■ Ejercicios propuestos
1. Responde a estas preguntas sobre el texto citado acerca de la Monarquía:
(a) ¿Cuántas palabras tiene, según el autor, la frase "El rey ha muerto, viva el rey"?
(b) ¿Qué grupo defendió que cupiera refrendar la proclamación?
(c) ¿Cómo describe el texto la jefatura del Estado en la actualidad?
2. Retoma el texto sobre la Monarquía y el rey Felipe y continúalo a partir de su última oración.

■ Texto citado
Siempre he sido fan de aquello de "El rey ha muerto, viva el rey" porque en sólo siete palabras se explica mucho mejor el sentido de la Monarquía que con una infumable cadena de argumentos. La Corona es un producto histórico que pelea por sobrevivir. Y el Rey Felipe es el mejor ejemplo.

El nuevo monarca, a diferencia de su predecesor, no necesita cuidar su cercanía, es cercano, tampoco enumerar sus éxitos profesionales, está bien formado, y desde luego no se refugia en la campechanía ni el protocolo porque es educado. Sin embargo, Felipe posee un aval constitucional mucho más amortizado que el de su padre por cuanto la soberanía popular es mutable.

Yo no creo, como defendió el grupo de Cayo Lara, que cupiera refrendar la proclamación. Lo cierto es que nos hemos dado un marco jurídico con pocos atajos y escaso margen de democracia directa, se escucha poco a la gente que muy a menudo no pone interés en ser escuchada. Cosa distinta hubiera sido preguntar al pueblo su forma de Estado preferida en el contexto de un debate constitucional, del que ahora se habla tanto, comprometiéndose los grupos parlamentarios a acatar la opción mayoritaria. Eso sería en mi opinión lo más respetuoso con el pueblo, con las Constituciones derogada y promulgada y daría un nuevo sentido a la jefatura del Estado, hoy poco más que simbólica.

■ Datos
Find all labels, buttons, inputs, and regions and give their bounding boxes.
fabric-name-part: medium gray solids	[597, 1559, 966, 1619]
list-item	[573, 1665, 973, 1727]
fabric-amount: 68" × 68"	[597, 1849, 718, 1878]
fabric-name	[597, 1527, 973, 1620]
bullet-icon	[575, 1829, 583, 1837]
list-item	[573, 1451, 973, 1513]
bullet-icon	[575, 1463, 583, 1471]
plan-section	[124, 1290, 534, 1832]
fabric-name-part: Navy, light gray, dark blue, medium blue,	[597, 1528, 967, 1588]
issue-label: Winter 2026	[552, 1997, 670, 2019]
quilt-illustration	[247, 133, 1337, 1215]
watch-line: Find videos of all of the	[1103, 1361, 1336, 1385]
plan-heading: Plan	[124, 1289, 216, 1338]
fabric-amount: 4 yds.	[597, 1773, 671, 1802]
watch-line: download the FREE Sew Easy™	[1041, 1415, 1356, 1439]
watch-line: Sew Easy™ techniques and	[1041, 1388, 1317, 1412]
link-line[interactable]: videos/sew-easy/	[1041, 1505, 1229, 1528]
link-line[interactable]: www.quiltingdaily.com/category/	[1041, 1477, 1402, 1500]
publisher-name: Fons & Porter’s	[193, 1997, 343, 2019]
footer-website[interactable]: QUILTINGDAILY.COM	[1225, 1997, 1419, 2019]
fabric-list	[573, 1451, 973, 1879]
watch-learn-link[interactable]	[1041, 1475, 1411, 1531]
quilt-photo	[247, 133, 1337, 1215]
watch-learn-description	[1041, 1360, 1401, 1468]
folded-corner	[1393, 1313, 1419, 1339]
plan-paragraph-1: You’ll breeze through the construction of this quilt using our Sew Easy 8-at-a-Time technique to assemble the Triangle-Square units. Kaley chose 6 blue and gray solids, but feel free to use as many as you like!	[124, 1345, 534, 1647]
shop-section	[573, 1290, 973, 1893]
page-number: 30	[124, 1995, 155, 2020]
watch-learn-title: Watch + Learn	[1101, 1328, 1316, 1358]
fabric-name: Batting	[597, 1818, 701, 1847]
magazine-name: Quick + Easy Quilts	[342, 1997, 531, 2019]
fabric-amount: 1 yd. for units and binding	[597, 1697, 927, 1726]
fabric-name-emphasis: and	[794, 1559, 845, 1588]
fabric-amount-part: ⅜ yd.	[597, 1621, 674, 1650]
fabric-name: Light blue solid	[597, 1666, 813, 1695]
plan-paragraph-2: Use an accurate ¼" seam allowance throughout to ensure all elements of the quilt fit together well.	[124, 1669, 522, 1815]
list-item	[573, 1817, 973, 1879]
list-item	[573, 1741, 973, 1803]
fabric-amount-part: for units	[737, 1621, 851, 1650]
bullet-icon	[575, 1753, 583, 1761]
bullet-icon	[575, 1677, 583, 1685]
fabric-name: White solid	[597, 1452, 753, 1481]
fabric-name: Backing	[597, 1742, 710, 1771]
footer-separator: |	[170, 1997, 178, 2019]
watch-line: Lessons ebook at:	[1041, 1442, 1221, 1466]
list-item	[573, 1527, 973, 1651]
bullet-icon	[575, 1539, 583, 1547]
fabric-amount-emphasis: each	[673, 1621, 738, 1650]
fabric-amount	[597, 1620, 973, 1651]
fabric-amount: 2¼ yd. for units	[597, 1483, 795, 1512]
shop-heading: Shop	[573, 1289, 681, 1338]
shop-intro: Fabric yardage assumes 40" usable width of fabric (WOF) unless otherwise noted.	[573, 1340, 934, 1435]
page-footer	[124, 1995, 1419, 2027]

■ Respuestas
1.
(a) Siete palabras.
(b) El grupo de Cayo Lara.
(c) Como poco más que simbólica.

2.
En su simbolismo descansó también la crítica por la falta de ejemplaridad de los miembros de la Familia comenzando por el Rey emérito. Como éste es debate rodado y porque además considero que cada persona es responsable exclusiva por sus actos y no por los de su hermana, padre, cuñado o vecina, me limito a acuñar una reflexión: se equivoca Rajoy y se vuelve a equivocar Gallardón, esta vez con la fiscalía, tratando de hacer la defensa de la exinfanta para salvar la imagen de la Corona. En términos estratégicos (vaya por delante que no prejuzgo culpabilidades) nada mejor podría pasar al reinado de Felipe VI que el que su hermana lo viera desde la cárcel. La sociedad entendería que con él la división de poderes y la independencia del judicial no son una quimera.

(...)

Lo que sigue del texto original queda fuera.